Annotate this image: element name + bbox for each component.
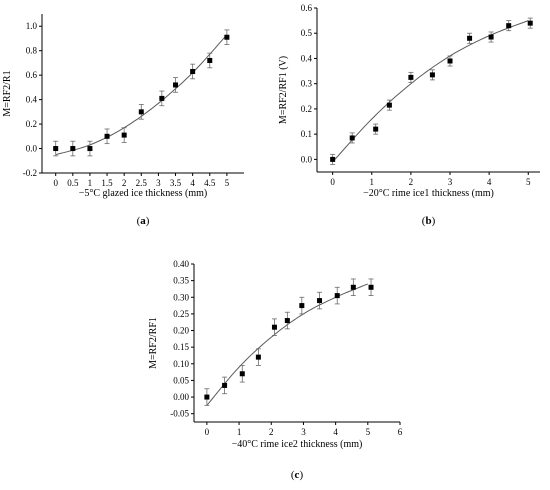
y-tick-label: -0.05: [170, 409, 189, 419]
data-point: [138, 109, 144, 115]
y-tick-label: 0.5: [301, 28, 313, 38]
panel-label: (a): [137, 215, 150, 227]
data-point: [271, 324, 277, 330]
y-tick-label: 1.0: [26, 21, 38, 31]
data-point: [447, 58, 453, 64]
x-tick-label: 3: [156, 178, 161, 188]
data-point: [239, 371, 245, 377]
x-tick-label: 1: [88, 178, 93, 188]
data-point: [350, 284, 356, 290]
y-tick-label: 0.20: [173, 326, 189, 336]
data-point: [408, 74, 414, 80]
data-point: [429, 72, 435, 78]
x-tick-label: 4.5: [204, 178, 216, 188]
y-tick-label: 0.15: [173, 342, 189, 352]
data-point: [368, 284, 374, 290]
data-point: [255, 354, 261, 360]
data-point: [207, 57, 213, 63]
data-point: [87, 146, 93, 152]
data-point: [121, 132, 127, 138]
y-tick-label: -0.2: [23, 168, 37, 178]
fit-curve: [206, 283, 368, 406]
x-tick-label: 4: [487, 177, 492, 187]
data-point: [330, 156, 336, 162]
y-tick-label: 0.40: [173, 259, 189, 269]
panel-label: (b): [422, 215, 436, 227]
chart-panel-1: 0 0.5 1 1.5 2 2.5 3 3.5 4 4.5 5 -0.2 0.0 0.2 0.4 0.6 0.8…: [2, 14, 244, 227]
x-tick-label: 3.5: [170, 178, 182, 188]
x-axis-title: −40°C rime ice2 thickness (mm): [232, 439, 363, 450]
y-tick-label: 0.25: [173, 309, 189, 319]
y-tick-label: 0.30: [173, 292, 189, 302]
y-tick-label: 0.00: [173, 392, 189, 402]
data-point: [299, 303, 305, 309]
x-tick-label: 2: [409, 177, 414, 187]
y-tick-label: 0.05: [173, 375, 189, 385]
data-point: [334, 293, 340, 299]
y-tick-label: 0.2: [26, 119, 37, 129]
y-tick-label: 0.4: [26, 95, 38, 105]
x-tick-label: 3: [448, 177, 453, 187]
y-axis-title: M=RF2/R1: [2, 70, 13, 116]
y-tick-label: 0.6: [26, 70, 38, 80]
y-tick-label: 0.10: [173, 359, 189, 369]
x-axis-title: −5°C glazed ice thickness (mm): [79, 188, 208, 199]
data-point: [527, 20, 533, 26]
y-tick-label: 0.6: [301, 3, 313, 13]
y-tick-label: 0.1: [301, 129, 312, 139]
data-point: [159, 95, 165, 101]
y-tick-label: 0.2: [301, 104, 312, 114]
x-tick-label: 0: [205, 427, 210, 437]
x-tick-label: 5: [366, 427, 371, 437]
x-tick-label: 5: [526, 177, 531, 187]
data-point: [53, 146, 59, 152]
chart-panel-2: 0 1 2 3 4 5 0.0 0.1 0.2 0.3 0.4 0.5 0.6 −20°C rime ic…: [278, 3, 540, 227]
data-point: [317, 298, 323, 304]
data-point: [488, 34, 494, 40]
y-tick-label: 0.35: [173, 276, 189, 286]
x-tick-label: 5: [225, 178, 230, 188]
fit-curve: [332, 20, 529, 163]
x-tick-label: 3: [301, 427, 306, 437]
x-tick-label: 2.5: [136, 178, 148, 188]
x-axis-title: −20°C rime ice1 thickness (mm): [363, 188, 494, 199]
x-tick-label: 2: [122, 178, 127, 188]
data-point: [190, 68, 196, 74]
x-tick-label: 4: [190, 178, 195, 188]
y-axis-title: M=RF2/RF1 (V): [278, 56, 289, 124]
y-tick-label: 0.0: [301, 154, 313, 164]
data-point: [70, 146, 76, 152]
data-point: [386, 102, 392, 108]
data-point: [173, 82, 179, 88]
y-tick-label: 0.8: [26, 46, 38, 56]
data-point: [222, 382, 228, 388]
y-tick-label: 0.0: [26, 144, 38, 154]
data-point: [506, 23, 512, 29]
data-point: [373, 126, 379, 132]
fit-curve: [55, 34, 228, 156]
panel-label: (c): [291, 469, 304, 481]
x-tick-label: 6: [398, 427, 403, 437]
x-tick-label: 0: [53, 178, 58, 188]
data-point: [467, 35, 473, 41]
y-tick-label: 0.4: [301, 53, 313, 63]
data-point: [224, 34, 230, 40]
data-point: [284, 318, 290, 324]
y-axis-title: M=RF2/RF1: [148, 317, 159, 369]
chart-panel-3: 0 1 2 3 4 5 6 -0.05 0.00 0.05 0.10 0.15 0.20 0.25 0.30…: [148, 259, 403, 481]
data-point: [349, 135, 355, 141]
x-tick-label: 1.5: [101, 178, 113, 188]
data-point: [204, 394, 210, 400]
x-tick-label: 0.5: [67, 178, 79, 188]
y-tick-label: 0.3: [301, 79, 313, 89]
x-tick-label: 0: [330, 177, 335, 187]
x-tick-label: 4: [333, 427, 338, 437]
data-point: [104, 133, 110, 139]
x-tick-label: 1: [370, 177, 375, 187]
x-tick-label: 1: [237, 427, 242, 437]
x-tick-label: 2: [269, 427, 274, 437]
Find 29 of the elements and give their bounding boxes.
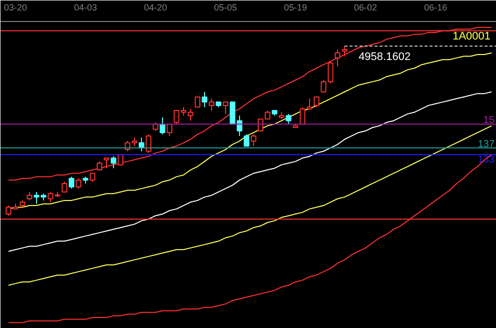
candlestick <box>244 134 250 147</box>
candlestick <box>138 137 144 152</box>
candlestick <box>104 158 110 169</box>
candlestick <box>342 46 348 57</box>
annotation: 4958.1602 <box>358 51 411 64</box>
candlestick <box>250 134 256 147</box>
chart-title: 1A0001 <box>452 30 491 42</box>
candlestick <box>314 96 320 108</box>
x-tick-label: 04-03 <box>74 2 98 12</box>
x-tick-label: 04-20 <box>144 2 168 12</box>
candlestick <box>160 116 166 135</box>
x-tick-label: 05-05 <box>214 2 238 12</box>
annotation: 15 <box>483 115 495 126</box>
candlestick <box>76 178 82 190</box>
candlestick <box>146 134 152 154</box>
candlestick <box>110 156 116 169</box>
candlestick <box>208 98 214 112</box>
x-tick-label: 06-02 <box>354 2 378 12</box>
candlestick <box>68 176 74 190</box>
x-tick-label: 05-19 <box>284 2 308 12</box>
candlestick <box>62 181 68 192</box>
candlestick <box>194 96 200 108</box>
candlestick <box>334 48 340 67</box>
candlestick <box>286 113 292 125</box>
x-tick-label: 03-20 <box>4 2 28 12</box>
candlestick <box>222 102 228 114</box>
annotation: 137 <box>478 138 495 150</box>
x-tick-label: 06-16 <box>424 2 448 12</box>
candlestick <box>202 91 208 108</box>
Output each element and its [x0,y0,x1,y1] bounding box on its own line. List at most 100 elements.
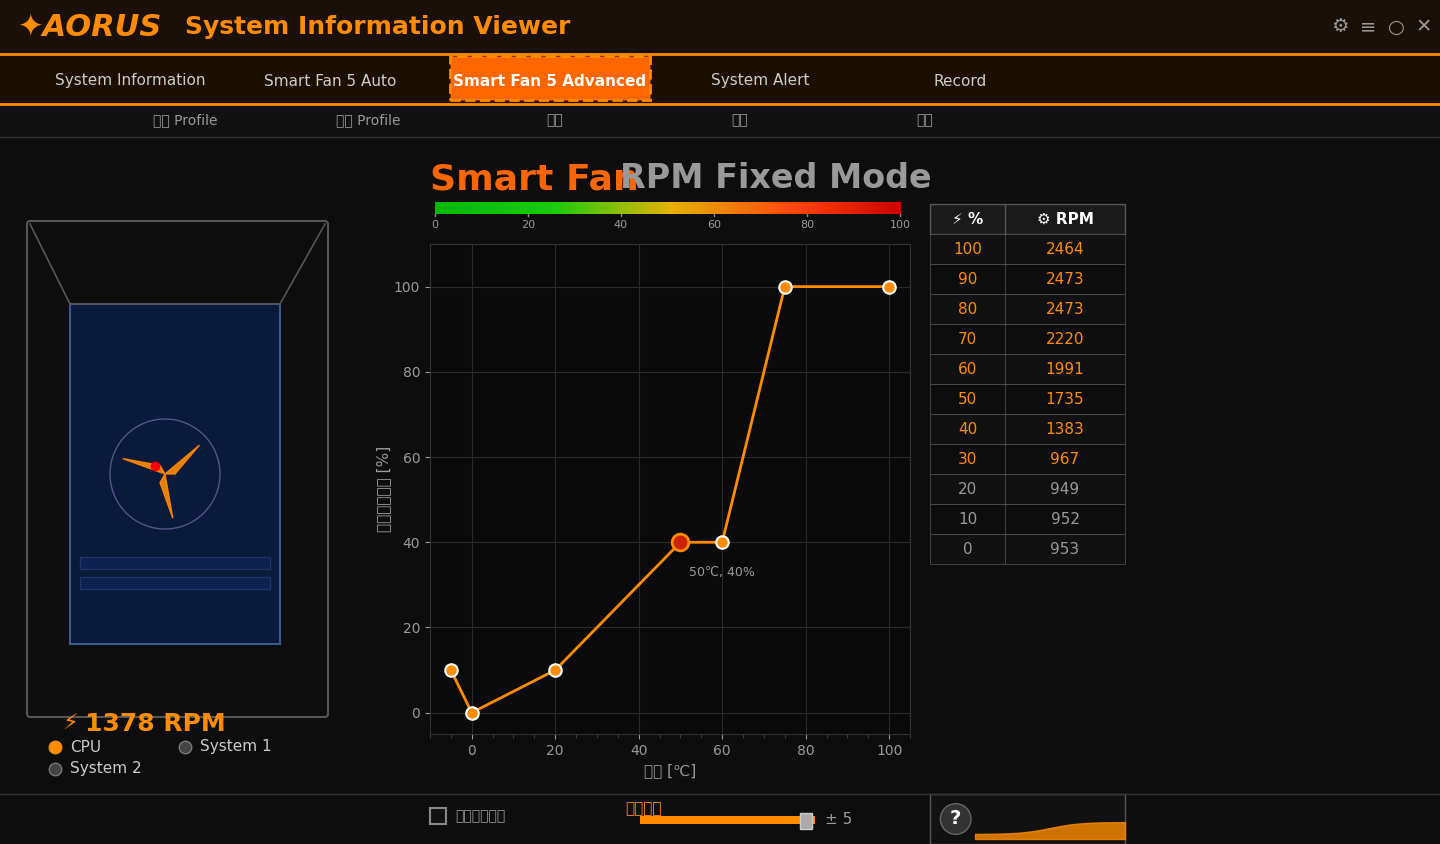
Bar [930,504,1125,534]
Bar [783,202,789,214]
Text: 重设: 重设 [732,113,749,127]
Bar [552,202,556,214]
X-axis label: 温度 [℃]: 温度 [℃] [644,763,696,778]
Bar [798,202,804,214]
Bar [835,202,840,214]
Bar [608,202,612,214]
Bar [896,202,900,214]
Text: 70: 70 [958,332,978,347]
Bar [662,202,668,214]
FancyBboxPatch shape [449,56,649,100]
Bar [579,202,585,214]
Text: 30: 30 [958,452,978,467]
Bar [746,202,752,214]
Bar [495,202,501,214]
Bar [877,202,881,214]
Bar [723,202,729,214]
Bar [575,202,580,214]
Text: System Information Viewer: System Information Viewer [184,15,570,39]
Bar [449,202,454,214]
Bar [0,794,1440,844]
Bar [547,202,552,214]
Bar [514,202,520,214]
Text: 储存 Profile: 储存 Profile [336,113,400,127]
Bar [454,202,459,214]
Bar [500,202,505,214]
Bar [537,202,543,214]
Bar [930,204,1125,234]
Text: ✕: ✕ [1416,18,1433,36]
Bar [481,202,487,214]
Bar [873,202,877,214]
Bar [770,202,775,214]
Text: 60: 60 [958,361,978,376]
Bar [510,202,514,214]
Bar [714,202,719,214]
Bar [439,202,445,214]
Text: 967: 967 [1050,452,1080,467]
Bar [930,534,1125,564]
Bar [505,202,510,214]
Bar [930,324,1125,354]
Bar [598,202,603,214]
Bar [649,202,654,214]
Bar [654,202,658,214]
Text: 952: 952 [1051,511,1080,527]
Bar [668,202,672,214]
Bar [523,202,528,214]
Bar [858,202,864,214]
Bar [612,202,616,214]
Bar [672,202,677,214]
Bar [541,202,547,214]
Bar [881,202,887,214]
Bar [816,202,821,214]
Text: 50: 50 [958,392,978,407]
Text: ⚡: ⚡ [62,714,78,734]
Text: 确认: 确认 [917,113,933,127]
Text: 100: 100 [890,220,910,230]
Bar [930,414,1125,444]
Bar [435,202,441,214]
Bar [802,202,808,214]
Bar [930,384,1125,414]
Bar [644,202,649,214]
Text: 20: 20 [521,220,536,230]
Bar [681,202,687,214]
Text: Smart Fan 5 Auto: Smart Fan 5 Auto [264,73,396,89]
Text: CPU: CPU [71,739,101,755]
Text: 1735: 1735 [1045,392,1084,407]
Text: ± 5: ± 5 [825,813,852,827]
Text: 100: 100 [953,241,982,257]
Bar [806,202,812,214]
Bar [583,202,589,214]
Bar [733,202,737,214]
Bar [779,202,785,214]
Text: ?: ? [950,809,962,829]
Bar [616,202,622,214]
Text: Record: Record [933,73,986,89]
Bar [821,202,827,214]
Bar [625,202,631,214]
Bar [793,202,798,214]
Bar [472,202,477,214]
Text: 2473: 2473 [1045,272,1084,286]
Bar [631,202,635,214]
Bar [840,202,845,214]
Bar [621,202,626,214]
Text: RPM Fixed Mode: RPM Fixed Mode [621,163,932,196]
FancyBboxPatch shape [0,54,1440,104]
Text: 40: 40 [613,220,628,230]
Bar [854,202,858,214]
Bar [930,264,1125,294]
Text: 调校: 调校 [547,113,563,127]
Text: 80: 80 [958,301,978,316]
Circle shape [109,419,220,529]
Bar [848,202,854,214]
Text: 1378 RPM: 1378 RPM [85,712,226,736]
Bar [737,202,743,214]
Bar [704,202,710,214]
Text: ⚙: ⚙ [1331,18,1349,36]
Bar [930,444,1125,474]
Bar [533,202,537,214]
Text: ⚙ RPM: ⚙ RPM [1037,212,1093,226]
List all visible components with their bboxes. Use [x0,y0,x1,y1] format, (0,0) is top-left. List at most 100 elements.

........

> **Set exercise**: Copy out the data lines verbatim, beginning with the line that contains "y-tick-label: -0.05: [170, 409, 189, 419]" and ending with the line that contains "x-tick-label: 1: [88, 178, 93, 188]", both included.

> **Response**:
y-tick-label: -0.05: [170, 409, 189, 419]
data-point: [138, 109, 144, 115]
y-tick-label: 0.5: [301, 28, 313, 38]
panel-label: (a): [137, 215, 150, 227]
data-point: [271, 324, 277, 330]
y-tick-label: 1.0: [26, 21, 38, 31]
data-point: [447, 58, 453, 64]
x-tick-label: 3: [156, 178, 161, 188]
data-point: [239, 371, 245, 377]
x-tick-label: 1: [88, 178, 93, 188]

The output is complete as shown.